## Material provided
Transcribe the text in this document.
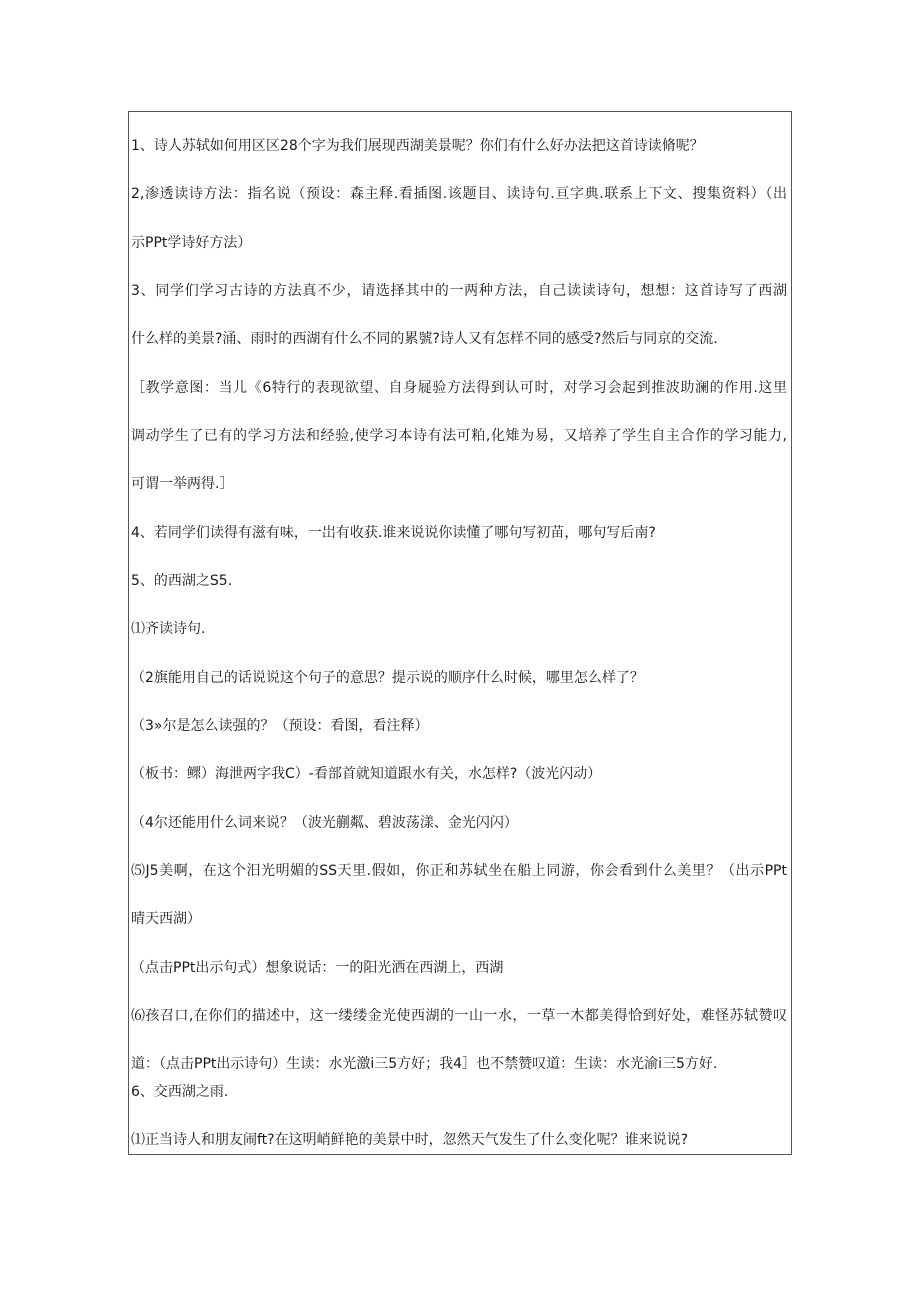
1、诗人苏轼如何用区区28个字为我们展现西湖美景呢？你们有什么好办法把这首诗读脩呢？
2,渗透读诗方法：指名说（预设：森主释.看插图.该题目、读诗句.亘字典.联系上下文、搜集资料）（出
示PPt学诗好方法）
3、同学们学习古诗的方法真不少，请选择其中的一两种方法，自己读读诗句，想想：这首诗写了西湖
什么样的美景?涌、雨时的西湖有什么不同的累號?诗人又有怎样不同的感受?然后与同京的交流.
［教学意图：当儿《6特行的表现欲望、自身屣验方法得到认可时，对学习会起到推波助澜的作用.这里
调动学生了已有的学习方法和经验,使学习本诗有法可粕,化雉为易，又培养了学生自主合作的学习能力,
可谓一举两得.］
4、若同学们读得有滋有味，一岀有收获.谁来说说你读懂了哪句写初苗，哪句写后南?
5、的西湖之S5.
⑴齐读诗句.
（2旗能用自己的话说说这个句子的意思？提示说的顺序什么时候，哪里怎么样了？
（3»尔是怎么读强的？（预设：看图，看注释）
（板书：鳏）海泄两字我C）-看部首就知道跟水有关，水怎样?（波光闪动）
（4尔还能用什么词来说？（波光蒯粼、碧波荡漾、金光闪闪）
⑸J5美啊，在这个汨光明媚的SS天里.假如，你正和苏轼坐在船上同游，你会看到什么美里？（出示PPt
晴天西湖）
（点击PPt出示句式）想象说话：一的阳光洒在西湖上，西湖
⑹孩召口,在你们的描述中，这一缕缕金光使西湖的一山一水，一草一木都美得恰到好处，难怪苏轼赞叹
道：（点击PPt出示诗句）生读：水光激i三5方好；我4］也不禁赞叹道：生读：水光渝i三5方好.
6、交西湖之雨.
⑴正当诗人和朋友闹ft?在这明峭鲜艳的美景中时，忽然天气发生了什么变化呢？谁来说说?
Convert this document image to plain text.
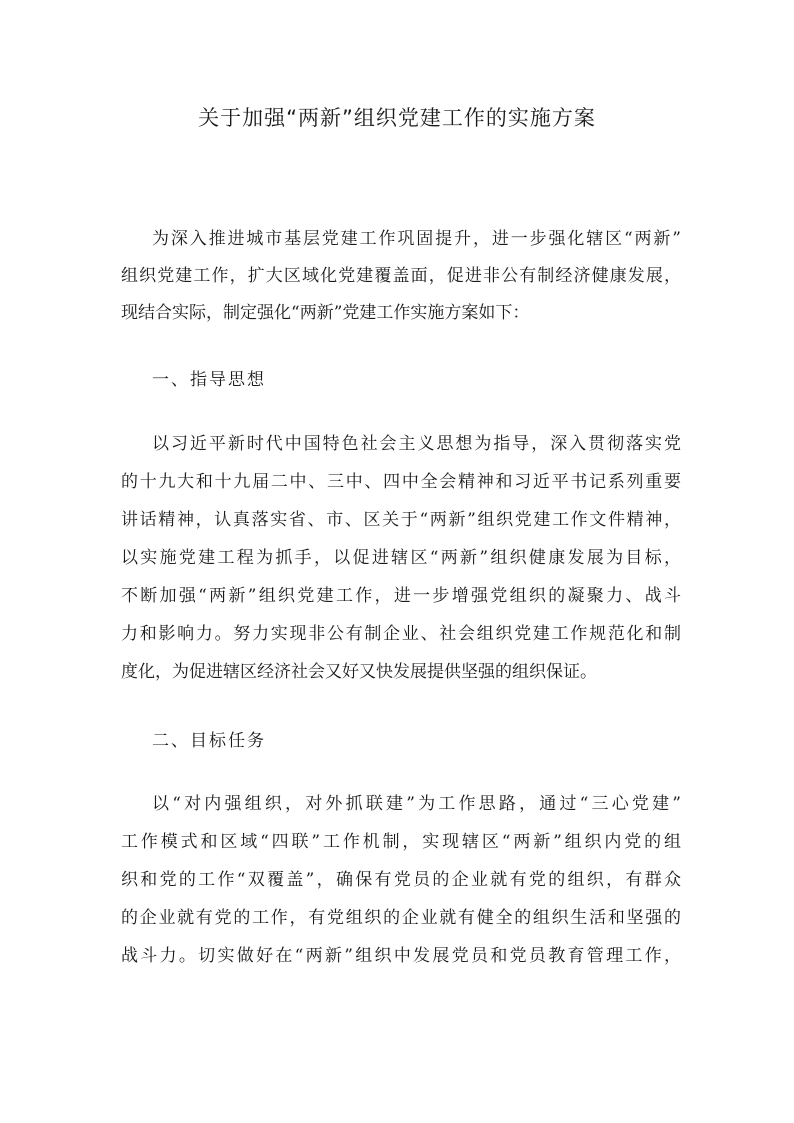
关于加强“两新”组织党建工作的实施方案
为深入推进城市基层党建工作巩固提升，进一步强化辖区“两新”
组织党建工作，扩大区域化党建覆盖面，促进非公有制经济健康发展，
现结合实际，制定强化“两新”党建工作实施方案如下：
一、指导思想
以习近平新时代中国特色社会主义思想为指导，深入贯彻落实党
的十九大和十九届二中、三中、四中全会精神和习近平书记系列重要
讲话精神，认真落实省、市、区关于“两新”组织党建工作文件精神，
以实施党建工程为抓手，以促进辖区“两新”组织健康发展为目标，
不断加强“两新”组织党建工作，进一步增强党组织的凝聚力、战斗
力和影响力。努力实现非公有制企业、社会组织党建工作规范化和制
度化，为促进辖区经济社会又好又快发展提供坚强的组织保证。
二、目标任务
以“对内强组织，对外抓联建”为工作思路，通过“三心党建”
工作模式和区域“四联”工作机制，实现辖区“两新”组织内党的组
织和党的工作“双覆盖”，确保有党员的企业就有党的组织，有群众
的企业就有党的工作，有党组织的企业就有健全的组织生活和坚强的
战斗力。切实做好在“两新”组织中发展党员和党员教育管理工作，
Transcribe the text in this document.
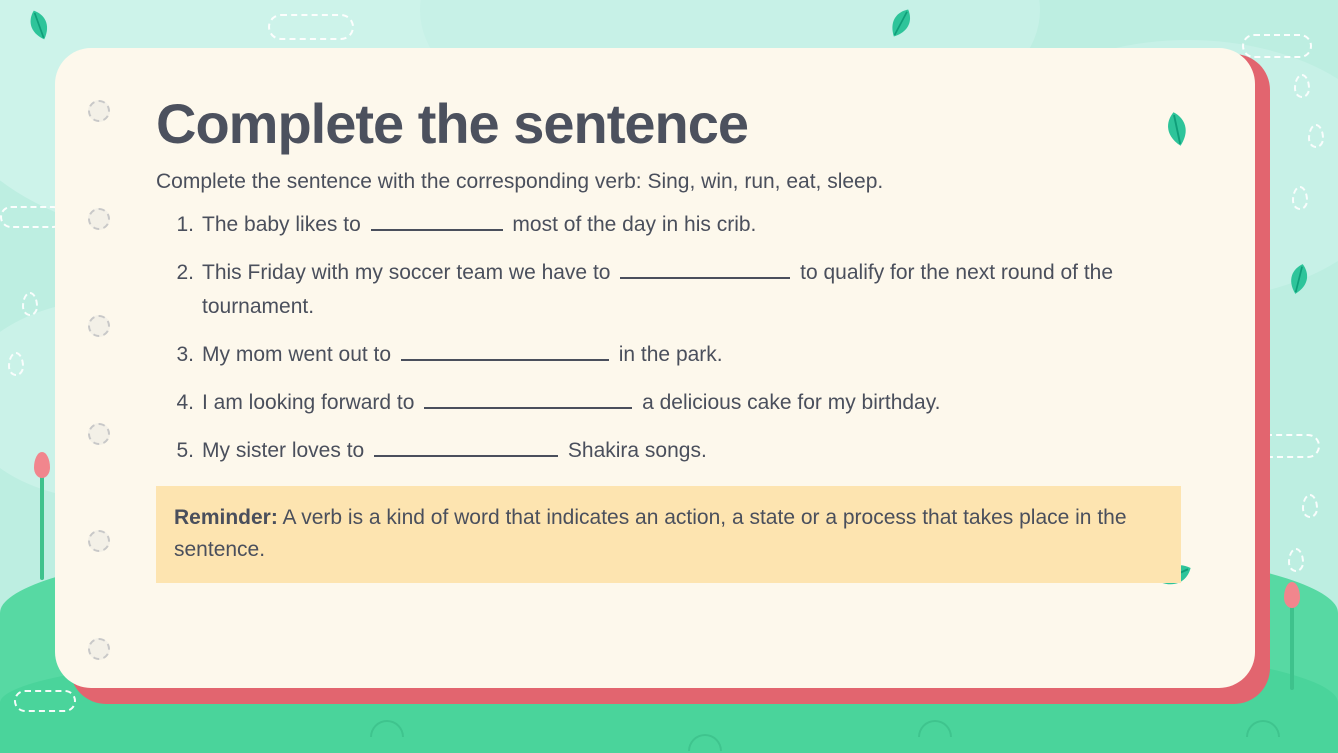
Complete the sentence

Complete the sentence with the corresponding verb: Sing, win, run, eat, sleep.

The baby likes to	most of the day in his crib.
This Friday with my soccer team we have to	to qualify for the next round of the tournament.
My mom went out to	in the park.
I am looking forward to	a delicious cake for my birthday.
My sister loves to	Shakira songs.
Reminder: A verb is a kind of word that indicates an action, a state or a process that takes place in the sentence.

## What needs to be done
Filter the entries above down to the lines containing the word "sentence".

## Solution to the exercise
Complete the sentence
Complete the sentence with the corresponding verb: Sing, win, run, eat, sleep.
Reminder: A verb is a kind of word that indicates an action, a state or a process that takes place in the sentence.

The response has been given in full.